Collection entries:
# # # #

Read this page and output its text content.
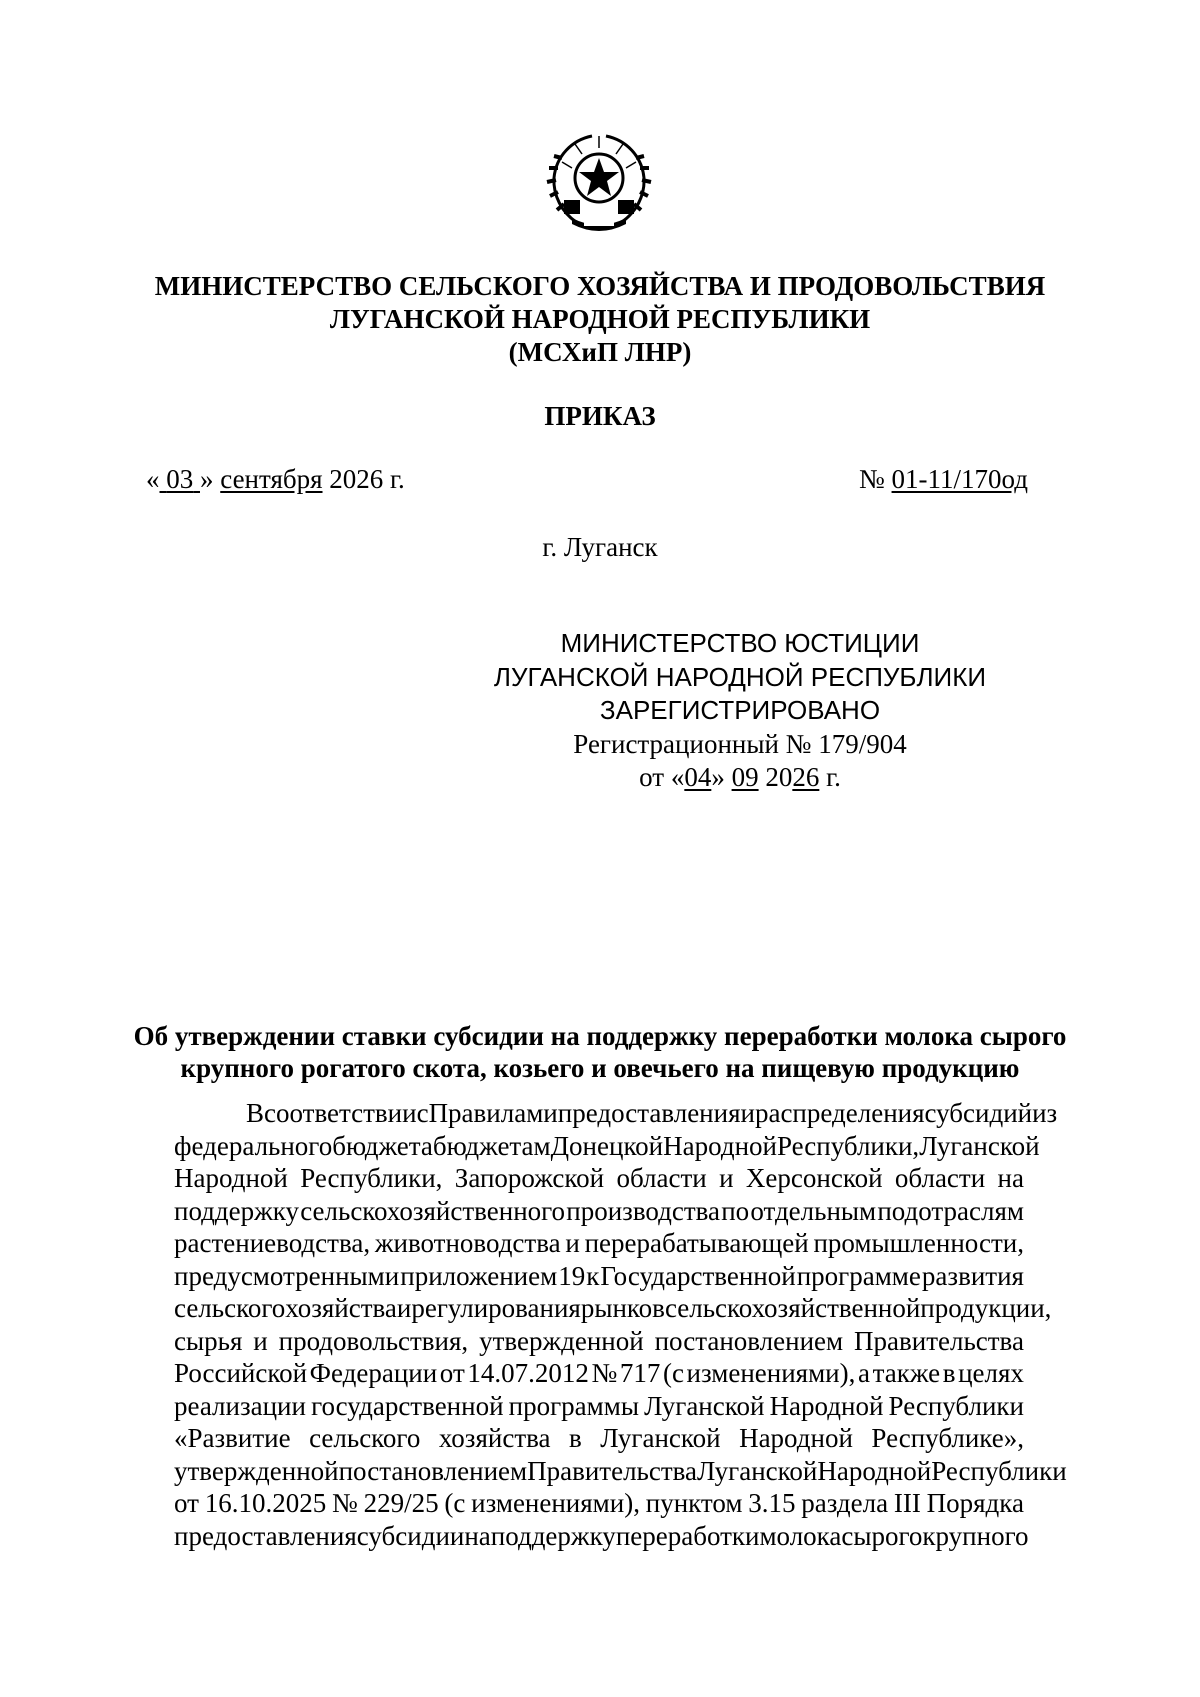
МИНИСТЕРСТВО СЕЛЬСКОГО ХОЗЯЙСТВА И ПРОДОВОЛЬСТВИЯ
ЛУГАНСКОЙ НАРОДНОЙ РЕСПУБЛИКИ
(МСХиП ЛНР)
ПРИКАЗ
« 03 » сентября 2026 г.	№ 01-11/170од
г. Луганск
МИНИСТЕРСТВО ЮСТИЦИИ
ЛУГАНСКОЙ НАРОДНОЙ РЕСПУБЛИКИ
ЗАРЕГИСТРИРОВАНО
Регистрационный № 179/904
от «04» 09 2026 г.
Об утверждении ставки субсидии на поддержку переработки молока сырого
крупного рогатого скота, козьего и овечьего на пищевую продукцию
В соответствии с Правилами предоставления и распределения субсидий из
федерального бюджета бюджетам Донецкой Народной Республики, Луганской
Народной Республики, Запорожской области и Херсонской области на
поддержку сельскохозяйственного производства по отдельным подотраслям
растениеводства, животноводства и перерабатывающей промышленности,
предусмотренными приложением 19 к Государственной программе развития
сельского хозяйства и регулирования рынков сельскохозяйственной продукции,
сырья и продовольствия, утвержденной постановлением Правительства
Российской Федерации от 14.07.2012 № 717 (с изменениями), а также в целях
реализации государственной программы Луганской Народной Республики
«Развитие сельского хозяйства в Луганской Народной Республике»,
утвержденной постановлением Правительства Луганской Народной Республики
от 16.10.2025 № 229/25 (с изменениями), пунктом 3.15 раздела III Порядка
предоставления субсидии на поддержку переработки молока сырого крупного
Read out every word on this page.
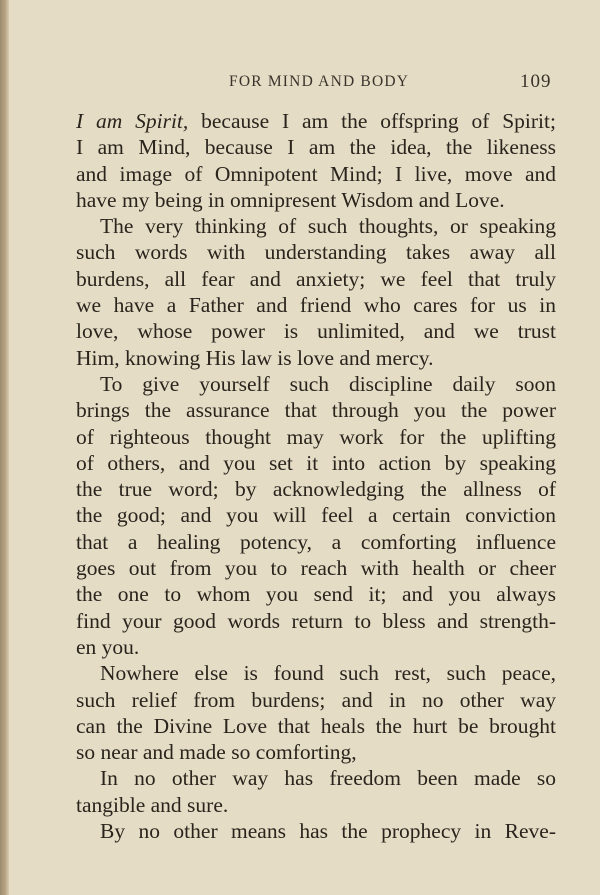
FOR MIND AND BODY	109
I am Spirit, because I am the offspring of Spirit;
I am Mind, because I am the idea, the likeness
and image of Omnipotent Mind; I live, move and
have my being in omnipresent Wisdom and Love.
The very thinking of such thoughts, or speaking
such words with understanding takes away all
burdens, all fear and anxiety; we feel that truly
we have a Father and friend who cares for us in
love, whose power is unlimited, and we trust
Him, knowing His law is love and mercy.
To give yourself such discipline daily soon
brings the assurance that through you the power
of righteous thought may work for the uplifting
of others, and you set it into action by speaking
the true word; by acknowledging the allness of
the good; and you will feel a certain conviction
that a healing potency, a comforting influence
goes out from you to reach with health or cheer
the one to whom you send it; and you always
find your good words return to bless and strength-
en you.
Nowhere else is found such rest, such peace,
such relief from burdens; and in no other way
can the Divine Love that heals the hurt be brought
so near and made so comforting,
In no other way has freedom been made so
tangible and sure.
By no other means has the prophecy in Reve-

# # # #

> [Aim] Give an exact reproduction of every line, leaving out any picture.

> [Result of the task]
Read this page and output its text content.
МИНИСТЕРСТВО СЕЛЬСКОГО ХОЗЯЙСТВА И ПРОДОВОЛЬСТВИЯ
ЛУГАНСКОЙ НАРОДНОЙ РЕСПУБЛИКИ
(МСХиП ЛНР)
ПРИКАЗ
« 03 » сентября 2026 г.	№ 01-11/170од
г. Луганск
МИНИСТЕРСТВО ЮСТИЦИИ
ЛУГАНСКОЙ НАРОДНОЙ РЕСПУБЛИКИ
ЗАРЕГИСТРИРОВАНО
Регистрационный № 179/904
от «04» 09 2026 г.
Об утверждении ставки субсидии на поддержку переработки молока сырого
крупного рогатого скота, козьего и овечьего на пищевую продукцию
В соответствии с Правилами предоставления и распределения субсидий из
федерального бюджета бюджетам Донецкой Народной Республики, Луганской
Народной Республики, Запорожской области и Херсонской области на
поддержку сельскохозяйственного производства по отдельным подотраслям
растениеводства, животноводства и перерабатывающей промышленности,
предусмотренными приложением 19 к Государственной программе развития
сельского хозяйства и регулирования рынков сельскохозяйственной продукции,
сырья и продовольствия, утвержденной постановлением Правительства
Российской Федерации от 14.07.2012 № 717 (с изменениями), а также в целях
реализации государственной программы Луганской Народной Республики
«Развитие сельского хозяйства в Луганской Народной Республике»,
утвержденной постановлением Правительства Луганской Народной Республики
от 16.10.2025 № 229/25 (с изменениями), пунктом 3.15 раздела III Порядка
предоставления субсидии на поддержку переработки молока сырого крупного
Read out every word on this page.
FOR MIND AND BODY	109
I am Spirit, because I am the offspring of Spirit;
I am Mind, because I am the idea, the likeness
and image of Omnipotent Mind; I live, move and
have my being in omnipresent Wisdom and Love.
The very thinking of such thoughts, or speaking
such words with understanding takes away all
burdens, all fear and anxiety; we feel that truly
we have a Father and friend who cares for us in
love, whose power is unlimited, and we trust
Him, knowing His law is love and mercy.
To give yourself such discipline daily soon
brings the assurance that through you the power
of righteous thought may work for the uplifting
of others, and you set it into action by speaking
the true word; by acknowledging the allness of
the good; and you will feel a certain conviction
that a healing potency, a comforting influence
goes out from you to reach with health or cheer
the one to whom you send it; and you always
find your good words return to bless and strength-
en you.
Nowhere else is found such rest, such peace,
such relief from burdens; and in no other way
can the Divine Love that heals the hurt be brought
so near and made so comforting,
In no other way has freedom been made so
tangible and sure.
By no other means has the prophecy in Reve-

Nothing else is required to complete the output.